**EXERCISE GOAL**: Only the lines holding the string "name" are needed. Copy each one.

**MATERIAL TO PROCESS**:

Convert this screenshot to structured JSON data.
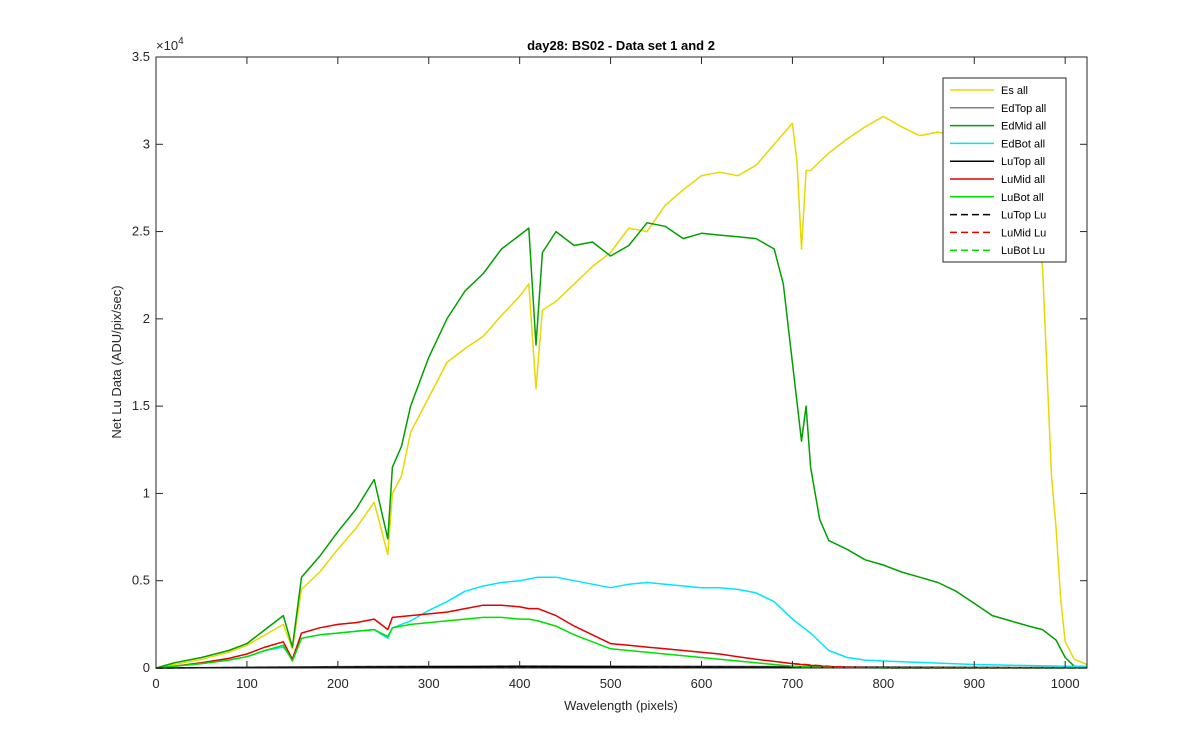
{
  "chart_data": {
    "type": "line",
    "title": "day28: BS02 - Data set 1 and 2",
    "xlabel": "Wavelength (pixels)",
    "ylabel": "Net Lu Data (ADU/pix/sec)",
    "y_exponent_label": "×10",
    "y_exponent_power": "4",
    "xlim": [
      0,
      1024
    ],
    "ylim": [
      0,
      35000
    ],
    "xticks": [
      0,
      100,
      200,
      300,
      400,
      500,
      600,
      700,
      800,
      900,
      1000
    ],
    "xtick_labels": [
      "0",
      "100",
      "200",
      "300",
      "400",
      "500",
      "600",
      "700",
      "800",
      "900",
      "1000"
    ],
    "yticks": [
      0,
      5000,
      10000,
      15000,
      20000,
      25000,
      30000,
      35000
    ],
    "ytick_labels": [
      "0",
      "0.5",
      "1",
      "1.5",
      "2",
      "2.5",
      "3",
      "3.5"
    ],
    "grid": false,
    "legend_position": "top-right",
    "series": [
      {
        "name": "Es  all",
        "color": "#e6d800",
        "dash": "solid",
        "x": [
          0,
          20,
          50,
          80,
          100,
          120,
          140,
          150,
          160,
          180,
          200,
          220,
          240,
          255,
          260,
          270,
          280,
          300,
          320,
          340,
          360,
          380,
          400,
          410,
          418,
          425,
          440,
          460,
          480,
          500,
          520,
          540,
          560,
          580,
          600,
          620,
          640,
          660,
          680,
          700,
          705,
          710,
          715,
          720,
          740,
          760,
          780,
          800,
          820,
          840,
          860,
          880,
          900,
          920,
          940,
          960,
          975,
          980,
          985,
          990,
          995,
          1000,
          1010,
          1024
        ],
        "y": [
          0,
          200,
          500,
          900,
          1300,
          1900,
          2500,
          1100,
          4500,
          5500,
          6800,
          8000,
          9500,
          6500,
          10000,
          11000,
          13500,
          15500,
          17500,
          18300,
          19000,
          20200,
          21300,
          22000,
          16000,
          20500,
          21000,
          22000,
          23000,
          23800,
          25200,
          25000,
          26500,
          27400,
          28200,
          28400,
          28200,
          28800,
          30000,
          31200,
          29000,
          24000,
          28500,
          28500,
          29500,
          30300,
          31000,
          31600,
          31000,
          30500,
          30700,
          30500,
          29400,
          30500,
          30700,
          27800,
          23000,
          17000,
          11000,
          8000,
          4000,
          1500,
          500,
          200
        ]
      },
      {
        "name": "EdTop  all",
        "color": "#808080",
        "dash": "solid",
        "x": [
          0,
          200,
          400,
          600,
          800,
          1024
        ],
        "y": [
          0,
          80,
          120,
          100,
          60,
          30
        ]
      },
      {
        "name": "EdMid  all",
        "color": "#00a000",
        "dash": "solid",
        "x": [
          0,
          20,
          50,
          80,
          100,
          120,
          140,
          150,
          160,
          180,
          200,
          220,
          240,
          255,
          260,
          270,
          280,
          300,
          320,
          340,
          360,
          380,
          400,
          410,
          418,
          425,
          440,
          460,
          480,
          500,
          520,
          540,
          560,
          580,
          600,
          620,
          640,
          660,
          680,
          690,
          700,
          710,
          715,
          720,
          730,
          740,
          760,
          780,
          800,
          820,
          840,
          860,
          880,
          900,
          920,
          940,
          960,
          975,
          990,
          1000,
          1010,
          1024
        ],
        "y": [
          0,
          300,
          600,
          1000,
          1400,
          2200,
          3000,
          1200,
          5200,
          6400,
          7800,
          9100,
          10800,
          7400,
          11500,
          12700,
          15000,
          17800,
          20000,
          21600,
          22600,
          24000,
          24800,
          25200,
          18500,
          23800,
          25000,
          24200,
          24400,
          23600,
          24200,
          25500,
          25300,
          24600,
          24900,
          24800,
          24700,
          24600,
          24000,
          22000,
          17500,
          13000,
          15000,
          11500,
          8500,
          7300,
          6800,
          6200,
          5900,
          5500,
          5200,
          4900,
          4400,
          3700,
          3000,
          2700,
          2400,
          2200,
          1600,
          600,
          100,
          50
        ]
      },
      {
        "name": "EdBot  all",
        "color": "#00e5ff",
        "dash": "solid",
        "x": [
          0,
          20,
          50,
          80,
          100,
          120,
          140,
          150,
          160,
          180,
          200,
          220,
          240,
          255,
          260,
          280,
          300,
          320,
          340,
          360,
          380,
          400,
          410,
          420,
          440,
          460,
          480,
          500,
          520,
          540,
          560,
          580,
          600,
          620,
          640,
          660,
          680,
          700,
          720,
          740,
          760,
          780,
          800,
          850,
          900,
          950,
          1000,
          1024
        ],
        "y": [
          0,
          100,
          250,
          450,
          650,
          1000,
          1200,
          500,
          1700,
          1900,
          2000,
          2100,
          2200,
          1700,
          2300,
          2700,
          3300,
          3800,
          4400,
          4700,
          4900,
          5000,
          5100,
          5200,
          5200,
          5000,
          4800,
          4600,
          4800,
          4900,
          4800,
          4700,
          4600,
          4600,
          4500,
          4300,
          3800,
          2800,
          2000,
          1000,
          600,
          450,
          400,
          300,
          200,
          150,
          100,
          100
        ]
      },
      {
        "name": "LuTop  all",
        "color": "#000000",
        "dash": "solid",
        "x": [
          0,
          200,
          400,
          600,
          800,
          1024
        ],
        "y": [
          0,
          50,
          80,
          60,
          30,
          10
        ]
      },
      {
        "name": "LuMid  all",
        "color": "#e60000",
        "dash": "solid",
        "x": [
          0,
          20,
          50,
          80,
          100,
          120,
          140,
          150,
          160,
          180,
          200,
          220,
          240,
          255,
          260,
          280,
          300,
          320,
          340,
          360,
          380,
          400,
          410,
          420,
          440,
          460,
          480,
          500,
          520,
          540,
          560,
          580,
          600,
          620,
          640,
          660,
          680,
          700,
          720,
          740,
          760,
          780,
          800,
          850,
          900,
          950,
          1000,
          1024
        ],
        "y": [
          0,
          100,
          300,
          550,
          800,
          1200,
          1500,
          500,
          2000,
          2300,
          2500,
          2600,
          2800,
          2200,
          2900,
          3000,
          3100,
          3200,
          3400,
          3600,
          3600,
          3500,
          3400,
          3400,
          3000,
          2400,
          1900,
          1400,
          1300,
          1200,
          1100,
          1000,
          900,
          800,
          650,
          500,
          380,
          250,
          150,
          80,
          40,
          20,
          10,
          5,
          5,
          5,
          5,
          5
        ]
      },
      {
        "name": "LuBot  all",
        "color": "#00e000",
        "dash": "solid",
        "x": [
          0,
          20,
          50,
          80,
          100,
          120,
          140,
          150,
          160,
          180,
          200,
          220,
          240,
          255,
          260,
          280,
          300,
          320,
          340,
          360,
          380,
          400,
          410,
          420,
          440,
          460,
          480,
          500,
          520,
          540,
          560,
          580,
          600,
          620,
          640,
          660,
          680,
          700,
          720,
          740,
          760,
          780,
          800,
          850,
          900,
          950,
          1000,
          1024
        ],
        "y": [
          0,
          100,
          250,
          450,
          650,
          1000,
          1300,
          400,
          1700,
          1900,
          2000,
          2100,
          2200,
          1800,
          2300,
          2500,
          2600,
          2700,
          2800,
          2900,
          2900,
          2800,
          2800,
          2700,
          2400,
          1900,
          1500,
          1100,
          1000,
          900,
          800,
          700,
          600,
          500,
          400,
          300,
          200,
          100,
          50,
          30,
          15,
          10,
          5,
          5,
          5,
          5,
          5,
          5
        ]
      },
      {
        "name": "LuTop  Lu",
        "color": "#000000",
        "dash": "dashed",
        "x": [
          0,
          200,
          400,
          600,
          800,
          1024
        ],
        "y": [
          0,
          50,
          80,
          60,
          30,
          10
        ]
      },
      {
        "name": "LuMid  Lu",
        "color": "#e60000",
        "dash": "dashed",
        "x": [
          700,
          750,
          800,
          850,
          900,
          950,
          1000,
          1024
        ],
        "y": [
          250,
          60,
          10,
          5,
          5,
          5,
          5,
          5
        ]
      },
      {
        "name": "LuBot  Lu",
        "color": "#00e000",
        "dash": "dashed",
        "x": [
          700,
          750,
          800,
          850,
          900,
          950,
          1000,
          1024
        ],
        "y": [
          100,
          20,
          5,
          5,
          5,
          5,
          5,
          5
        ]
      }
    ]
  }
}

**EXERCISE RESULT**:
        "name": "Es  all",
        "name": "EdTop  all",
        "name": "EdMid  all",
        "name": "EdBot  all",
        "name": "LuTop  all",
        "name": "LuMid  all",
        "name": "LuBot  all",
        "name": "LuTop  Lu",
        "name": "LuMid  Lu",
        "name": "LuBot  Lu",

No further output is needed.